═══ RECORDS SHOWN

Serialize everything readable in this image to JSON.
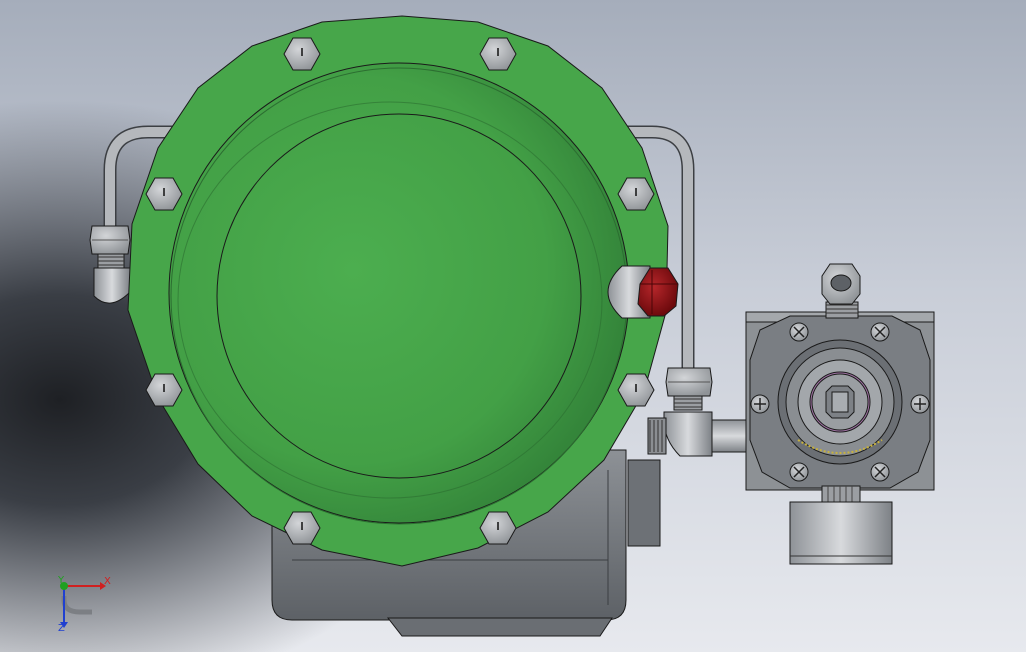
{
  "viewport": {
    "background": "gradient-gray",
    "model_color": "#47a64a",
    "plug_color": "#8b0f12"
  },
  "triad": {
    "x_label": "X",
    "y_label": "Y",
    "z_label": "Z",
    "x_color": "#d02020",
    "y_color": "#20a020",
    "z_color": "#2040d0"
  }
}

══════

• _TO BE DONE_: Nothing in the entries above should change when they are printed again, except that the pictures are dropped.

• _RESPONSE_:
Serialize everything readable in this image to JSON.
{
  "viewport": {
    "background": "gradient-gray",
    "model_color": "#47a64a",
    "plug_color": "#8b0f12"
  },
  "triad": {
    "x_label": "X",
    "y_label": "Y",
    "z_label": "Z",
    "x_color": "#d02020",
    "y_color": "#20a020",
    "z_color": "#2040d0"
  }
}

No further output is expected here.